Input material ->

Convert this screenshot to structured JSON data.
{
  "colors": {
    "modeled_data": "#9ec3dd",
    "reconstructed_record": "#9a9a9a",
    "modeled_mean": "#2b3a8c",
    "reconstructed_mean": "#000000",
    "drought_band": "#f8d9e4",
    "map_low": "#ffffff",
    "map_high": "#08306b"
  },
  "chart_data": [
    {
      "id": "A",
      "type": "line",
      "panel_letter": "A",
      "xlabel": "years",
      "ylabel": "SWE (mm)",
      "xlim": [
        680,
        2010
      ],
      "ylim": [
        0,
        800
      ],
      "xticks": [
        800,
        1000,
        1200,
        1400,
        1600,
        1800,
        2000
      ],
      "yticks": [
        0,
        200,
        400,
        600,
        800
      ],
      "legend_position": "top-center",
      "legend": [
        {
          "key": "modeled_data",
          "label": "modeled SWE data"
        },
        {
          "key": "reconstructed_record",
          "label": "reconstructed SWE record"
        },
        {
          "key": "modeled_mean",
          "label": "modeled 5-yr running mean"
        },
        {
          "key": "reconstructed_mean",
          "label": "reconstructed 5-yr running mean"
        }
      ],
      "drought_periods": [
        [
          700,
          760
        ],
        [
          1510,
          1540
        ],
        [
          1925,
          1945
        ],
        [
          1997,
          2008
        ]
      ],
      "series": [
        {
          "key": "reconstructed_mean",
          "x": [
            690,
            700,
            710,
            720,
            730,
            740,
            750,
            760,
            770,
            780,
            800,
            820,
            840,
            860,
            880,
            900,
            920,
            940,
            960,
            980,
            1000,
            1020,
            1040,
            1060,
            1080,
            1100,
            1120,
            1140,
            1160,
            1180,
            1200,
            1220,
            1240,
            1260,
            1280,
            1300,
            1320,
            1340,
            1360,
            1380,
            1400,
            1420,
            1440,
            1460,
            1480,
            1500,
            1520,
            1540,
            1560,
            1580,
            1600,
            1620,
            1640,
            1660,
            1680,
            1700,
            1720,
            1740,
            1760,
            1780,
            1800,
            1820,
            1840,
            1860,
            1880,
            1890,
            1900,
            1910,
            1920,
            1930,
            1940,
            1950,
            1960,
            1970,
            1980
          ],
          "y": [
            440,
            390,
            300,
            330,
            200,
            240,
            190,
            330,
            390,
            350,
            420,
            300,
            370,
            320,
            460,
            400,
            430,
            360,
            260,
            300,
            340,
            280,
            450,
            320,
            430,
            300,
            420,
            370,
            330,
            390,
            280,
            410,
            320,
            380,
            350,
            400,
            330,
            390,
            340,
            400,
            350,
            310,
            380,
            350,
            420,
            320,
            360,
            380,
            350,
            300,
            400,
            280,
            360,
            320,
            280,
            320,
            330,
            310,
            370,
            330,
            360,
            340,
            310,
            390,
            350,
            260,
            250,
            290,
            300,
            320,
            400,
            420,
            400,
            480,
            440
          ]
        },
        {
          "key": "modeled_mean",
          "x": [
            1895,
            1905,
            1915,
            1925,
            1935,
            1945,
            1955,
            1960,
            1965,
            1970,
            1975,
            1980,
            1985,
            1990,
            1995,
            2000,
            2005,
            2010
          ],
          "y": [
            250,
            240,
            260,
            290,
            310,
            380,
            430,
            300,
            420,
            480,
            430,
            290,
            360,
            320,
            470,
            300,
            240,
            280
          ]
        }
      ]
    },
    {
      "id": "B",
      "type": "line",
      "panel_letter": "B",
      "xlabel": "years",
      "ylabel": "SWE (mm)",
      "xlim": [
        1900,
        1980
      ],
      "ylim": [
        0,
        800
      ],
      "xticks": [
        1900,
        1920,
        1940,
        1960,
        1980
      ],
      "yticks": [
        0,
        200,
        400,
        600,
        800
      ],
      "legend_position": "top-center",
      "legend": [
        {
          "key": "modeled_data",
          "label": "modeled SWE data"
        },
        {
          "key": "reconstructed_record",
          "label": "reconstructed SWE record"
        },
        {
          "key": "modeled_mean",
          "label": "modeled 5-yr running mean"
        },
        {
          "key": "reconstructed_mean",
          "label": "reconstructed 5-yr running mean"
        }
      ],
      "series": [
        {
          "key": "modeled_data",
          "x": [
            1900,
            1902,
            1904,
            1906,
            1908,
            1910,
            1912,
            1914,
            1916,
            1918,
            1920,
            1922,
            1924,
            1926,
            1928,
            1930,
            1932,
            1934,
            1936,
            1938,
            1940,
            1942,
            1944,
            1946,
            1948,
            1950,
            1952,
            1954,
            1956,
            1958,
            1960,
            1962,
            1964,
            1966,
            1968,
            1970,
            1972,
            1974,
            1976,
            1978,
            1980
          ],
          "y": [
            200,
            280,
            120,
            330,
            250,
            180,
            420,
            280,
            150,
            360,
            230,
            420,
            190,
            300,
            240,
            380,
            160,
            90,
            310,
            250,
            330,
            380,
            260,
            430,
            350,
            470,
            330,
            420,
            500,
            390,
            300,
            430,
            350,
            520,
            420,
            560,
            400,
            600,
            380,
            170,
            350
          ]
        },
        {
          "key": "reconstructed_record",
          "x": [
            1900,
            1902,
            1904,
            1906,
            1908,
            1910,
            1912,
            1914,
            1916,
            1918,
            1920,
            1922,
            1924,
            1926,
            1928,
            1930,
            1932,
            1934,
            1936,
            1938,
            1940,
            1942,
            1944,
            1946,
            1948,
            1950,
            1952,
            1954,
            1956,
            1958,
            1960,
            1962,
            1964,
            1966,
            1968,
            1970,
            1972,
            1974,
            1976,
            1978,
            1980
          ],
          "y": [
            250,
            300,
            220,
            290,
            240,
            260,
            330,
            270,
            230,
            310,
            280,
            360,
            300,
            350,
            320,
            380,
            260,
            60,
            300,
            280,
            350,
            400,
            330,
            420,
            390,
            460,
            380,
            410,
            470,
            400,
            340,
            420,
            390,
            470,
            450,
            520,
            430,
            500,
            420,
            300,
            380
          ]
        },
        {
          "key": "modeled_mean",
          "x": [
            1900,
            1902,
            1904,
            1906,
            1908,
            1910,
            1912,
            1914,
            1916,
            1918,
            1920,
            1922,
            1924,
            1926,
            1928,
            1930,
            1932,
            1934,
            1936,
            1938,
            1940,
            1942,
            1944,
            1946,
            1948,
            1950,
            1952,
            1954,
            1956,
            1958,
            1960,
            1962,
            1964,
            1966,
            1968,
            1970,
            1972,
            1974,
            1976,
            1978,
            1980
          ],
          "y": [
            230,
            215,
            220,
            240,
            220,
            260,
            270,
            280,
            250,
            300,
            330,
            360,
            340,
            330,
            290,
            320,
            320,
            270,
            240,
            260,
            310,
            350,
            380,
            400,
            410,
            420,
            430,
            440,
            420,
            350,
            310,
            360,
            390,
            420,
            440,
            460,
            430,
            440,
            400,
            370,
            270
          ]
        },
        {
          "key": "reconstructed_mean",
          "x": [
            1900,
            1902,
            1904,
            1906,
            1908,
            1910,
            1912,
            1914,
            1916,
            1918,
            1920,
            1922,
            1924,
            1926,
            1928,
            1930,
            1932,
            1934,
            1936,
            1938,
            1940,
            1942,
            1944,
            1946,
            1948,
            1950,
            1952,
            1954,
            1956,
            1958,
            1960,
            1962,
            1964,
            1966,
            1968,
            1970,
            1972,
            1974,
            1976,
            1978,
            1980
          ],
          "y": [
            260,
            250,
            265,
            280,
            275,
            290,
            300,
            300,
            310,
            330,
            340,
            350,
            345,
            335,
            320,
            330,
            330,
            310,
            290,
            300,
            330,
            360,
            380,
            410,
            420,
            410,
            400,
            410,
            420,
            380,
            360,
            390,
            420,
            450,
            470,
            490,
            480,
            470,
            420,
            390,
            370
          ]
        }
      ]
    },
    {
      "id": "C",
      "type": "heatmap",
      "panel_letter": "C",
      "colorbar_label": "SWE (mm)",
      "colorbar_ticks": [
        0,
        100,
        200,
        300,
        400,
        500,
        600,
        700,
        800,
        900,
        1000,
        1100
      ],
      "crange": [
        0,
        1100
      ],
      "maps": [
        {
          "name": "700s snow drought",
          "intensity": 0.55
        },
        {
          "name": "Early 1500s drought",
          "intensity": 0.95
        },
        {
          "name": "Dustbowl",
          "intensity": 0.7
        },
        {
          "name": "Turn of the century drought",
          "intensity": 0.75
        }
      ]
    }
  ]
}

Directions for this task -> Gather from the records above every line containing the string "intensity".

Complete answer ->
          "intensity": 0.55
          "intensity": 0.95
          "intensity": 0.7
          "intensity": 0.75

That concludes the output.